• _Stated task_:
Search the listing for "Encyclopaedia" and copy every line where it appears.

• _Provided data_:

****

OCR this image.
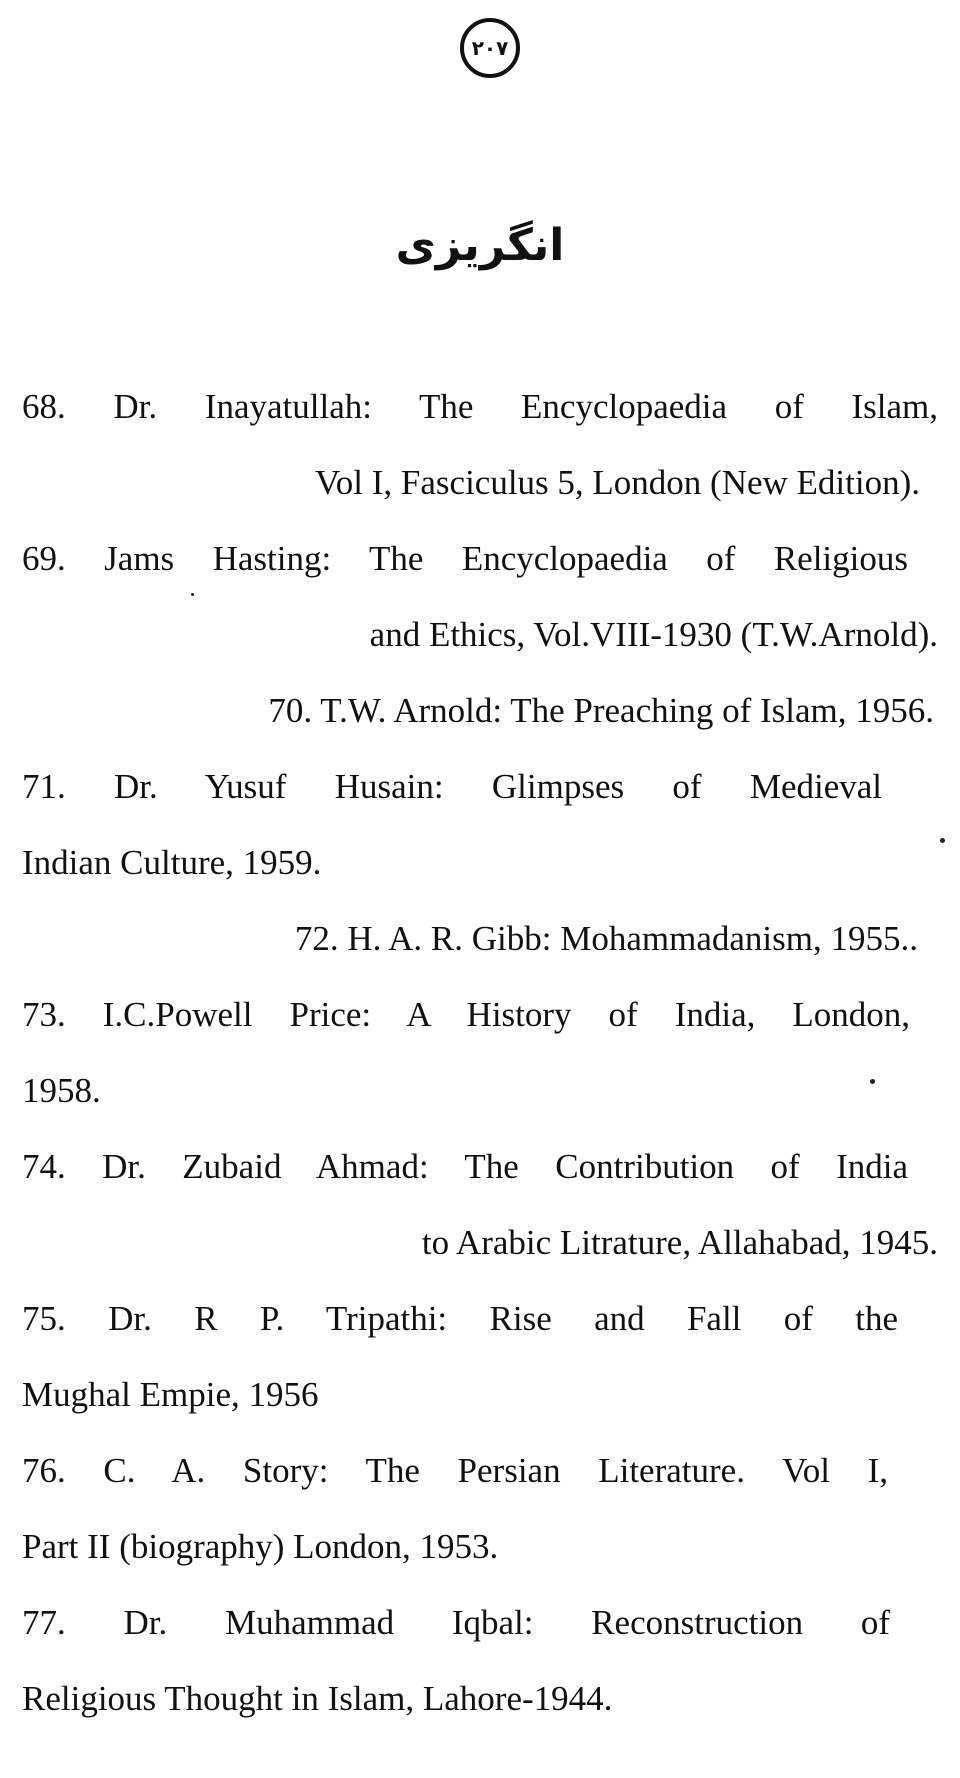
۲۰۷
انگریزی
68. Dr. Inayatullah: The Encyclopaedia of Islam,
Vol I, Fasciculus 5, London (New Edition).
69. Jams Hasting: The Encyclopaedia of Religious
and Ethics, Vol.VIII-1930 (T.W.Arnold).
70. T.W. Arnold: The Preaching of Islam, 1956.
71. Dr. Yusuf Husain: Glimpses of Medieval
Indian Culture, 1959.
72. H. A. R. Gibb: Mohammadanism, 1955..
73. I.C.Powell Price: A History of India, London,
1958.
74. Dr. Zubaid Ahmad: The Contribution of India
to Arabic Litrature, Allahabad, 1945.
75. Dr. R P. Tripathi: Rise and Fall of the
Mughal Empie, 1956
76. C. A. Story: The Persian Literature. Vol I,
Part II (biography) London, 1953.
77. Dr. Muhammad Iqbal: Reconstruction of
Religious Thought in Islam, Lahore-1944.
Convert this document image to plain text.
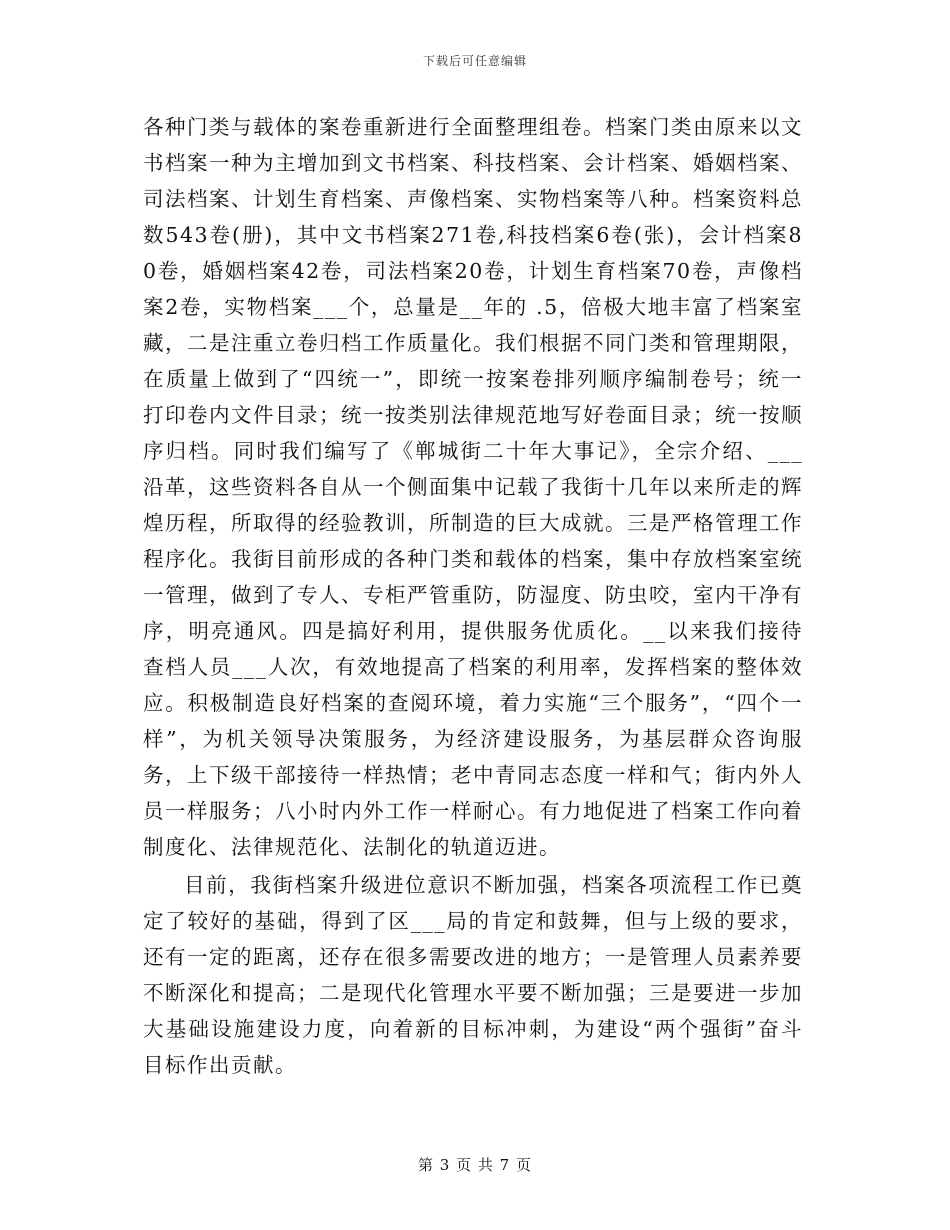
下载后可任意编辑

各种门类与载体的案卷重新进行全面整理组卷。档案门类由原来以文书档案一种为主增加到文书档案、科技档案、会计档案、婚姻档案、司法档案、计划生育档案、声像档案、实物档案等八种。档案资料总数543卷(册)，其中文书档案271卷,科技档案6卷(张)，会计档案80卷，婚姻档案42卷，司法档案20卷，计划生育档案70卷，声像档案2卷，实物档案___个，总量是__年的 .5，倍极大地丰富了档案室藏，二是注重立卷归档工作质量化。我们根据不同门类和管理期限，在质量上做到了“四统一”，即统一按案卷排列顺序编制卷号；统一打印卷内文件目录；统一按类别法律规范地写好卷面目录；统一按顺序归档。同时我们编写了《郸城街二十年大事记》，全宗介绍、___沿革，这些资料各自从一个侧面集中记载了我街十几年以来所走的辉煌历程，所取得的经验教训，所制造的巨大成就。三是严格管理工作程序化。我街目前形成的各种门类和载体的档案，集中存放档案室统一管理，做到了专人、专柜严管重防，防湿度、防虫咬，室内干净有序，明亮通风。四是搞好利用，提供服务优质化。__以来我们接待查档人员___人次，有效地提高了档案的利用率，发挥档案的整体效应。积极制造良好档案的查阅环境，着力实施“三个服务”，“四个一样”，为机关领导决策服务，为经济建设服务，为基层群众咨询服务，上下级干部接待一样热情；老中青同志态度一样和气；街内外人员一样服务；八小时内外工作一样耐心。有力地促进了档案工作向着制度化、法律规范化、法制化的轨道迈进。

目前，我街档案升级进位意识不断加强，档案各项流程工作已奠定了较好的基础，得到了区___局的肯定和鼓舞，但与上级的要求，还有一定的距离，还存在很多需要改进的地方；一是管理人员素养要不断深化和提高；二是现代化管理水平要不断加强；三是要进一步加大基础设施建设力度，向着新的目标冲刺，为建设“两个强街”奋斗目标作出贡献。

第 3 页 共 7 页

****

• _Output of the exercise_:
68. Dr. Inayatullah: The Encyclopaedia of Islam,
69. Jams Hasting: The Encyclopaedia of Religious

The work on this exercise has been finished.